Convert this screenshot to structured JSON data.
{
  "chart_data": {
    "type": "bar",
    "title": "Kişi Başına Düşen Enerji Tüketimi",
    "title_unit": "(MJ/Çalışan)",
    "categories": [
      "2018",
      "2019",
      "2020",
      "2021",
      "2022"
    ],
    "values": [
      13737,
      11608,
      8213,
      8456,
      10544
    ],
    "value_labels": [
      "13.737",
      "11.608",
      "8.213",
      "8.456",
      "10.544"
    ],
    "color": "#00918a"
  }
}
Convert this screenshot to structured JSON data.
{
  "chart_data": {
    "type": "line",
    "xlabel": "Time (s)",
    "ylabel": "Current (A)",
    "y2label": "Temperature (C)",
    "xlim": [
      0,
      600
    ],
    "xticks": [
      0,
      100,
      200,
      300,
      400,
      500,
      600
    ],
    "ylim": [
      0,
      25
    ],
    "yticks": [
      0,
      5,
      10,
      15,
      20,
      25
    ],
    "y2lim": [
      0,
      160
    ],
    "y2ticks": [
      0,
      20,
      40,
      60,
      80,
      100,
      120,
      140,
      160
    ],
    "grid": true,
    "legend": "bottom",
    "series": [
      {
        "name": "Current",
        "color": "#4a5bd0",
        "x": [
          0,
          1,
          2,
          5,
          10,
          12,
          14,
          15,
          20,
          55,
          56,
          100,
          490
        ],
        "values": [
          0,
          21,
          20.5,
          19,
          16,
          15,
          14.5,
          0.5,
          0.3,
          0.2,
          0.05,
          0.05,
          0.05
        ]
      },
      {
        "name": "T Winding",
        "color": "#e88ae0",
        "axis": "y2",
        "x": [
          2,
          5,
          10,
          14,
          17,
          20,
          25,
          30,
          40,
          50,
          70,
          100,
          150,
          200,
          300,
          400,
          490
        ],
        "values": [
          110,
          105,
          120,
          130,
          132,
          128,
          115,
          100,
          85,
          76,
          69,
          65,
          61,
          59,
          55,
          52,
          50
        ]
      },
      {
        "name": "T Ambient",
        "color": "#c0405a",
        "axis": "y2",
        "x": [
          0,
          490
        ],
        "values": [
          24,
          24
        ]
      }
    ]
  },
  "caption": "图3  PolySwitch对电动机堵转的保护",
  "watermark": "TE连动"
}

■ **Task description**: Extract each line of the material exactly as it stands.

■ **Exercise response**:
Convert this screenshot to structured JSON data.
{
  "chart_data": {
    "type": "bar",
    "title": "Kişi Başına Düşen Enerji Tüketimi",
    "title_unit": "(MJ/Çalışan)",
    "categories": [
      "2018",
      "2019",
      "2020",
      "2021",
      "2022"
    ],
    "values": [
      13737,
      11608,
      8213,
      8456,
      10544
    ],
    "value_labels": [
      "13.737",
      "11.608",
      "8.213",
      "8.456",
      "10.544"
    ],
    "color": "#00918a"
  }
}
Convert this screenshot to structured JSON data.
{
  "chart_data": {
    "type": "line",
    "xlabel": "Time (s)",
    "ylabel": "Current (A)",
    "y2label": "Temperature (C)",
    "xlim": [
      0,
      600
    ],
    "xticks": [
      0,
      100,
      200,
      300,
      400,
      500,
      600
    ],
    "ylim": [
      0,
      25
    ],
    "yticks": [
      0,
      5,
      10,
      15,
      20,
      25
    ],
    "y2lim": [
      0,
      160
    ],
    "y2ticks": [
      0,
      20,
      40,
      60,
      80,
      100,
      120,
      140,
      160
    ],
    "grid": true,
    "legend": "bottom",
    "series": [
      {
        "name": "Current",
        "color": "#4a5bd0",
        "x": [
          0,
          1,
          2,
          5,
          10,
          12,
          14,
          15,
          20,
          55,
          56,
          100,
          490
        ],
        "values": [
          0,
          21,
          20.5,
          19,
          16,
          15,
          14.5,
          0.5,
          0.3,
          0.2,
          0.05,
          0.05,
          0.05
        ]
      },
      {
        "name": "T Winding",
        "color": "#e88ae0",
        "axis": "y2",
        "x": [
          2,
          5,
          10,
          14,
          17,
          20,
          25,
          30,
          40,
          50,
          70,
          100,
          150,
          200,
          300,
          400,
          490
        ],
        "values": [
          110,
          105,
          120,
          130,
          132,
          128,
          115,
          100,
          85,
          76,
          69,
          65,
          61,
          59,
          55,
          52,
          50
        ]
      },
      {
        "name": "T Ambient",
        "color": "#c0405a",
        "axis": "y2",
        "x": [
          0,
          490
        ],
        "values": [
          24,
          24
        ]
      }
    ]
  },
  "caption": "图3  PolySwitch对电动机堵转的保护",
  "watermark": "TE连动"
}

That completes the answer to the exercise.